## Begin ITEMS

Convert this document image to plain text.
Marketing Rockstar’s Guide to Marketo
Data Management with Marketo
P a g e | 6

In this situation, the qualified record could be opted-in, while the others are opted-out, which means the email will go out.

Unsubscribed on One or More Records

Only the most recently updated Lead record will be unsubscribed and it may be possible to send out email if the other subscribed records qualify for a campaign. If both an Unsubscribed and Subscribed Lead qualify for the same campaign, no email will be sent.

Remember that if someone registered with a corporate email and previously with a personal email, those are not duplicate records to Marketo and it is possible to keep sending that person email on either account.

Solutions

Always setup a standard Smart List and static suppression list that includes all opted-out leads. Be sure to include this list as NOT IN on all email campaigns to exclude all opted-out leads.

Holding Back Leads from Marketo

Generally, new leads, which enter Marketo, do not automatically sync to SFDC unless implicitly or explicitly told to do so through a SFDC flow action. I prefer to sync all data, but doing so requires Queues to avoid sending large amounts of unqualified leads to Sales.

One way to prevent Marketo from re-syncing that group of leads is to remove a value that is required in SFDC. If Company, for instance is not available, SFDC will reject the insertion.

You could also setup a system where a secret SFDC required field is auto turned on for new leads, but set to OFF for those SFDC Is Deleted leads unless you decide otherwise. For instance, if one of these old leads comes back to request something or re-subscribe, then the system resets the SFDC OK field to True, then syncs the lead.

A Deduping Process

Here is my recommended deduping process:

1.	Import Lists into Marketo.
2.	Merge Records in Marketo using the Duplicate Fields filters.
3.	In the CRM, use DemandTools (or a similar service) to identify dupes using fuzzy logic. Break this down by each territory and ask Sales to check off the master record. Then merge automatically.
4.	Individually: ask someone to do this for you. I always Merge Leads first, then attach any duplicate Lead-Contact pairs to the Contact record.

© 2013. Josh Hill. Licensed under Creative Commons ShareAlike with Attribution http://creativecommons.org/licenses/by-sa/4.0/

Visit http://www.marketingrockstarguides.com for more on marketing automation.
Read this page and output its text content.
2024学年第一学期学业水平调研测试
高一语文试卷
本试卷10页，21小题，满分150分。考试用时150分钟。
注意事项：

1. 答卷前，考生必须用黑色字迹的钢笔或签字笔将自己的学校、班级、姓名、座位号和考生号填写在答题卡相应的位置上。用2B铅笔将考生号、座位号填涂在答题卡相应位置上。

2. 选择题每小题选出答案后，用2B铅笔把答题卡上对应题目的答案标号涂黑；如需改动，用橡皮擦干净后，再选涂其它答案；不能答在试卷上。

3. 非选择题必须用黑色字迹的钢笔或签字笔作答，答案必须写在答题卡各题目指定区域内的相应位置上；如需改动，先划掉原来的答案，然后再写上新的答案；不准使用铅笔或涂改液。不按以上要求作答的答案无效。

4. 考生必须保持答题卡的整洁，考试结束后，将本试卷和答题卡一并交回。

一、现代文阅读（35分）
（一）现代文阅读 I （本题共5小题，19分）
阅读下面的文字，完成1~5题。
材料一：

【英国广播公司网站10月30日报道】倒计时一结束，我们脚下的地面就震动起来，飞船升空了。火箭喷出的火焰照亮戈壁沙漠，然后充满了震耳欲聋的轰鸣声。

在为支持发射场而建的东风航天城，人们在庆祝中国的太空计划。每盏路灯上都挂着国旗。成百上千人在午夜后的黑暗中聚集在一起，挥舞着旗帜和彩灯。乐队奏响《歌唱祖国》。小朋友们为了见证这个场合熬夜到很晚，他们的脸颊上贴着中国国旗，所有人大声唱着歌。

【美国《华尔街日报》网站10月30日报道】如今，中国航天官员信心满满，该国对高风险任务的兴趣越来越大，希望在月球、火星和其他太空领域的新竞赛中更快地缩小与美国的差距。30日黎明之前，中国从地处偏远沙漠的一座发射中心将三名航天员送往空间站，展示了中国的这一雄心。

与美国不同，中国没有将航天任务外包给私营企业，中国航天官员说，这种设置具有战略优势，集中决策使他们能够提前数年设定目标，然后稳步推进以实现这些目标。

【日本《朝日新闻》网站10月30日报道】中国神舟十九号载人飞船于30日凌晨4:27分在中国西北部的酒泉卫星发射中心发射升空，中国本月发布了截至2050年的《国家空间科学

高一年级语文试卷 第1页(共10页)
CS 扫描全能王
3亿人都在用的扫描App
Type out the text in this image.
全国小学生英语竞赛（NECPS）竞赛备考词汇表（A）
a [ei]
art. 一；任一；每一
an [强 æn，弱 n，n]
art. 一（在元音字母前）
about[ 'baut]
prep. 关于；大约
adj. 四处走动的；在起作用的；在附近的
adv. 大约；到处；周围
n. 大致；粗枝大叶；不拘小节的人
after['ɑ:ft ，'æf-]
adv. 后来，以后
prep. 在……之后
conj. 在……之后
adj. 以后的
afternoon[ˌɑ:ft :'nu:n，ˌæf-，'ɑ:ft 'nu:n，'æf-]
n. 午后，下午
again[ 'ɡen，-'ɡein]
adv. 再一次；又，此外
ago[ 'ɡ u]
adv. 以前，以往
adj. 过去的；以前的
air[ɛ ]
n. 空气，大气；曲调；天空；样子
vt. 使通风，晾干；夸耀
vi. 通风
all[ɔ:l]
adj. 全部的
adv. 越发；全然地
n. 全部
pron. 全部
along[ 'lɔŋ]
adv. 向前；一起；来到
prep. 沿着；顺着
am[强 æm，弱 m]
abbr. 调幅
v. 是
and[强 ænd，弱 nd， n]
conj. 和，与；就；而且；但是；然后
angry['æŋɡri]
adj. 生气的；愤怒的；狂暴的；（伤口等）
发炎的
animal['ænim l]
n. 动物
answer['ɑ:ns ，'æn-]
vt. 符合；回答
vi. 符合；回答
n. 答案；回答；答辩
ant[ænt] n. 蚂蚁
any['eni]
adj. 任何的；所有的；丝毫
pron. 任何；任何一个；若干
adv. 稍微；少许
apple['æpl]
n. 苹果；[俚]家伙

## End ITEMS

WRITTEN INSTRUCTION:
Extract all of the material exactly as it is written.

OUTPUT OF THE EXERCISE:
Convert this document image to plain text.
Marketing Rockstar’s Guide to Marketo
Data Management with Marketo
P a g e | 6

In this situation, the qualified record could be opted-in, while the others are opted-out, which means the email will go out.

Unsubscribed on One or More Records

Only the most recently updated Lead record will be unsubscribed and it may be possible to send out email if the other subscribed records qualify for a campaign. If both an Unsubscribed and Subscribed Lead qualify for the same campaign, no email will be sent.

Remember that if someone registered with a corporate email and previously with a personal email, those are not duplicate records to Marketo and it is possible to keep sending that person email on either account.

Solutions

Always setup a standard Smart List and static suppression list that includes all opted-out leads. Be sure to include this list as NOT IN on all email campaigns to exclude all opted-out leads.

Holding Back Leads from Marketo

Generally, new leads, which enter Marketo, do not automatically sync to SFDC unless implicitly or explicitly told to do so through a SFDC flow action. I prefer to sync all data, but doing so requires Queues to avoid sending large amounts of unqualified leads to Sales.

One way to prevent Marketo from re-syncing that group of leads is to remove a value that is required in SFDC. If Company, for instance is not available, SFDC will reject the insertion.

You could also setup a system where a secret SFDC required field is auto turned on for new leads, but set to OFF for those SFDC Is Deleted leads unless you decide otherwise. For instance, if one of these old leads comes back to request something or re-subscribe, then the system resets the SFDC OK field to True, then syncs the lead.

A Deduping Process

Here is my recommended deduping process:

1.	Import Lists into Marketo.
2.	Merge Records in Marketo using the Duplicate Fields filters.
3.	In the CRM, use DemandTools (or a similar service) to identify dupes using fuzzy logic. Break this down by each territory and ask Sales to check off the master record. Then merge automatically.
4.	Individually: ask someone to do this for you. I always Merge Leads first, then attach any duplicate Lead-Contact pairs to the Contact record.

© 2013. Josh Hill. Licensed under Creative Commons ShareAlike with Attribution http://creativecommons.org/licenses/by-sa/4.0/

Visit http://www.marketingrockstarguides.com for more on marketing automation.
Read this page and output its text content.
2024学年第一学期学业水平调研测试
高一语文试卷
本试卷10页，21小题，满分150分。考试用时150分钟。
注意事项：

1. 答卷前，考生必须用黑色字迹的钢笔或签字笔将自己的学校、班级、姓名、座位号和考生号填写在答题卡相应的位置上。用2B铅笔将考生号、座位号填涂在答题卡相应位置上。

2. 选择题每小题选出答案后，用2B铅笔把答题卡上对应题目的答案标号涂黑；如需改动，用橡皮擦干净后，再选涂其它答案；不能答在试卷上。

3. 非选择题必须用黑色字迹的钢笔或签字笔作答，答案必须写在答题卡各题目指定区域内的相应位置上；如需改动，先划掉原来的答案，然后再写上新的答案；不准使用铅笔或涂改液。不按以上要求作答的答案无效。

4. 考生必须保持答题卡的整洁，考试结束后，将本试卷和答题卡一并交回。

一、现代文阅读（35分）
（一）现代文阅读 I （本题共5小题，19分）
阅读下面的文字，完成1~5题。
材料一：

【英国广播公司网站10月30日报道】倒计时一结束，我们脚下的地面就震动起来，飞船升空了。火箭喷出的火焰照亮戈壁沙漠，然后充满了震耳欲聋的轰鸣声。

在为支持发射场而建的东风航天城，人们在庆祝中国的太空计划。每盏路灯上都挂着国旗。成百上千人在午夜后的黑暗中聚集在一起，挥舞着旗帜和彩灯。乐队奏响《歌唱祖国》。小朋友们为了见证这个场合熬夜到很晚，他们的脸颊上贴着中国国旗，所有人大声唱着歌。

【美国《华尔街日报》网站10月30日报道】如今，中国航天官员信心满满，该国对高风险任务的兴趣越来越大，希望在月球、火星和其他太空领域的新竞赛中更快地缩小与美国的差距。30日黎明之前，中国从地处偏远沙漠的一座发射中心将三名航天员送往空间站，展示了中国的这一雄心。

与美国不同，中国没有将航天任务外包给私营企业，中国航天官员说，这种设置具有战略优势，集中决策使他们能够提前数年设定目标，然后稳步推进以实现这些目标。

【日本《朝日新闻》网站10月30日报道】中国神舟十九号载人飞船于30日凌晨4:27分在中国西北部的酒泉卫星发射中心发射升空，中国本月发布了截至2050年的《国家空间科学

高一年级语文试卷 第1页(共10页)
CS 扫描全能王
3亿人都在用的扫描App
Type out the text in this image.
全国小学生英语竞赛（NECPS）竞赛备考词汇表（A）
a [ei]
art. 一；任一；每一
an [强 æn，弱 n，n]
art. 一（在元音字母前）
about[ 'baut]
prep. 关于；大约
adj. 四处走动的；在起作用的；在附近的
adv. 大约；到处；周围
n. 大致；粗枝大叶；不拘小节的人
after['ɑ:ft ，'æf-]
adv. 后来，以后
prep. 在……之后
conj. 在……之后
adj. 以后的
afternoon[ˌɑ:ft :'nu:n，ˌæf-，'ɑ:ft 'nu:n，'æf-]
n. 午后，下午
again[ 'ɡen，-'ɡein]
adv. 再一次；又，此外
ago[ 'ɡ u]
adv. 以前，以往
adj. 过去的；以前的
air[ɛ ]
n. 空气，大气；曲调；天空；样子
vt. 使通风，晾干；夸耀
vi. 通风
all[ɔ:l]
adj. 全部的
adv. 越发；全然地
n. 全部
pron. 全部
along[ 'lɔŋ]
adv. 向前；一起；来到
prep. 沿着；顺着
am[强 æm，弱 m]
abbr. 调幅
v. 是
and[强 ænd，弱 nd， n]
conj. 和，与；就；而且；但是；然后
angry['æŋɡri]
adj. 生气的；愤怒的；狂暴的；（伤口等）
发炎的
animal['ænim l]
n. 动物
answer['ɑ:ns ，'æn-]
vt. 符合；回答
vi. 符合；回答
n. 答案；回答；答辩
ant[ænt] n. 蚂蚁
any['eni]
adj. 任何的；所有的；丝毫
pron. 任何；任何一个；若干
adv. 稍微；少许
apple['æpl]
n. 苹果；[俚]家伙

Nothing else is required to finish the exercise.